PROMPT >>
Repeat the records below exactly as they appear.

Start

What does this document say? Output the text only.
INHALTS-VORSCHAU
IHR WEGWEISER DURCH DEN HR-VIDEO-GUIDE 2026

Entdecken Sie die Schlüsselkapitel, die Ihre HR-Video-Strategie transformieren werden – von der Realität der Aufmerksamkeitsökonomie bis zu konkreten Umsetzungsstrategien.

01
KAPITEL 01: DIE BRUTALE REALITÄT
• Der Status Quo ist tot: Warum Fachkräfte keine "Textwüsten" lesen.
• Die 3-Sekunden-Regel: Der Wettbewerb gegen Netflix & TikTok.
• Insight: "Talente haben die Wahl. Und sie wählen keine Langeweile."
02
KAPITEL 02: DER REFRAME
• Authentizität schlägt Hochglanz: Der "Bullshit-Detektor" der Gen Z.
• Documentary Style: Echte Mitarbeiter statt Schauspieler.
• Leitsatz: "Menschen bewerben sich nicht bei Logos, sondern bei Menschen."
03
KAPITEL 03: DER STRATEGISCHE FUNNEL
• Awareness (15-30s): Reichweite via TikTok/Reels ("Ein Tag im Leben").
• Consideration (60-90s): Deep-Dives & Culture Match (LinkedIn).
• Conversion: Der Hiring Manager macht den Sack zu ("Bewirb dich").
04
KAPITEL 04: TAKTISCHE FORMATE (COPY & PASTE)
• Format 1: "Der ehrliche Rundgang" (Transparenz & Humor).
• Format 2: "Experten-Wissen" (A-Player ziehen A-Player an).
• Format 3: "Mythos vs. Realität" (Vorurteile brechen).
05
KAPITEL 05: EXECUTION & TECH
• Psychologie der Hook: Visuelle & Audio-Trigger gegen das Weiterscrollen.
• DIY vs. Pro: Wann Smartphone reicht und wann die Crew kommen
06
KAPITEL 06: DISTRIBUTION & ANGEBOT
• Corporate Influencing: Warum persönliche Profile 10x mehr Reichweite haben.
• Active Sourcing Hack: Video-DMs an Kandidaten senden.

End

EXERCISE ANSWER >>
What does this document say? Output the text only.
INHALTS-VORSCHAU
IHR WEGWEISER DURCH DEN HR-VIDEO-GUIDE 2026

Entdecken Sie die Schlüsselkapitel, die Ihre HR-Video-Strategie transformieren werden – von der Realität der Aufmerksamkeitsökonomie bis zu konkreten Umsetzungsstrategien.

01
KAPITEL 01: DIE BRUTALE REALITÄT
• Der Status Quo ist tot: Warum Fachkräfte keine "Textwüsten" lesen.
• Die 3-Sekunden-Regel: Der Wettbewerb gegen Netflix & TikTok.
• Insight: "Talente haben die Wahl. Und sie wählen keine Langeweile."
02
KAPITEL 02: DER REFRAME
• Authentizität schlägt Hochglanz: Der "Bullshit-Detektor" der Gen Z.
• Documentary Style: Echte Mitarbeiter statt Schauspieler.
• Leitsatz: "Menschen bewerben sich nicht bei Logos, sondern bei Menschen."
03
KAPITEL 03: DER STRATEGISCHE FUNNEL
• Awareness (15-30s): Reichweite via TikTok/Reels ("Ein Tag im Leben").
• Consideration (60-90s): Deep-Dives & Culture Match (LinkedIn).
• Conversion: Der Hiring Manager macht den Sack zu ("Bewirb dich").
04
KAPITEL 04: TAKTISCHE FORMATE (COPY & PASTE)
• Format 1: "Der ehrliche Rundgang" (Transparenz & Humor).
• Format 2: "Experten-Wissen" (A-Player ziehen A-Player an).
• Format 3: "Mythos vs. Realität" (Vorurteile brechen).
05
KAPITEL 05: EXECUTION & TECH
• Psychologie der Hook: Visuelle & Audio-Trigger gegen das Weiterscrollen.
• DIY vs. Pro: Wann Smartphone reicht und wann die Crew kommen
06
KAPITEL 06: DISTRIBUTION & ANGEBOT
• Corporate Influencing: Warum persönliche Profile 10x mehr Reichweite haben.
• Active Sourcing Hack: Video-DMs an Kandidaten senden.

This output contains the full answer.